- _Written instruction_: Make an exact copy of all the entries below, with the pictures left out.

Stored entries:
◇ ◇ ◇ ◇ ◇ ◇ ◇

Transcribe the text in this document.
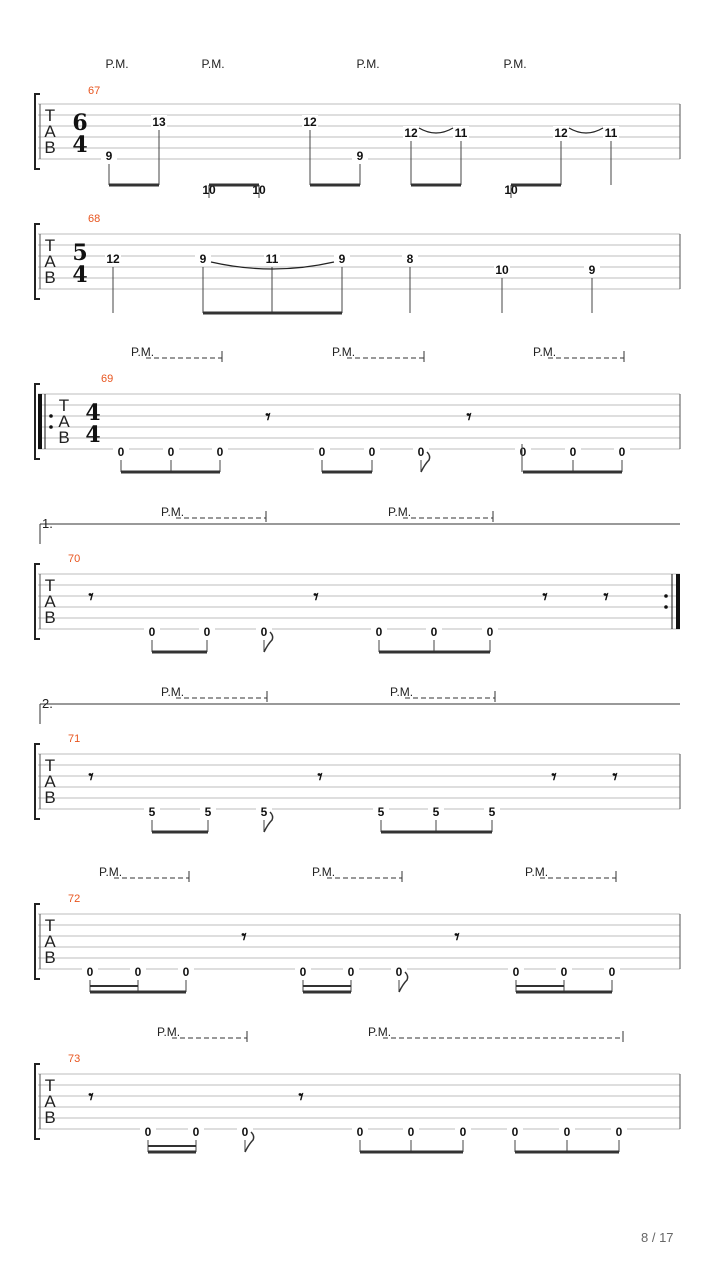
T
A
B
67
6
4
P.M.	P.M.	P.M.	P.M.
9
13
10	10
12
9
12	11
10
12	11
T
A
B
68
5
4
12	9	11	9	8
10	9
T
A
B
69
4
4
P.M.	P.M.	P.M.
0	0	0	0	0	0	0	0	0
𝄾	𝄾
T
A
B
70
1.
P.M.	P.M.
0	0	0	0	0	0
𝄾	𝄾	𝄾	𝄾
T
A
B
71
2.
P.M.	P.M.
5	5	5	5	5	5
𝄾	𝄾	𝄾	𝄾
T
A
B
72
P.M.	P.M.	P.M.
0	0	0	0	0	0	0	0	0
𝄾	𝄾
T
A
B
73
P.M.	P.M.
0	0	0	0	0	0	0	0	0
𝄾	𝄾
8 / 17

◇ ◇ ◇ ◇ ◇ ◇ ◇

- _Output of the task_:
Transcribe the text in this document.
T
A
B
67
6
4
P.M.	P.M.	P.M.	P.M.
9
13
10	10
12
9
12	11
10
12	11
T
A
B
68
5
4
12	9	11	9	8
10	9
T
A
B
69
4
4
P.M.	P.M.	P.M.
0	0	0	0	0	0	0	0	0
𝄾	𝄾
T
A
B
70
1.
P.M.	P.M.
0	0	0	0	0	0
𝄾	𝄾	𝄾	𝄾
T
A
B
71
2.
P.M.	P.M.
5	5	5	5	5	5
𝄾	𝄾	𝄾	𝄾
T
A
B
72
P.M.	P.M.	P.M.
0	0	0	0	0	0	0	0	0
𝄾	𝄾
T
A
B
73
P.M.	P.M.
0	0	0	0	0	0	0	0	0
𝄾	𝄾
8 / 17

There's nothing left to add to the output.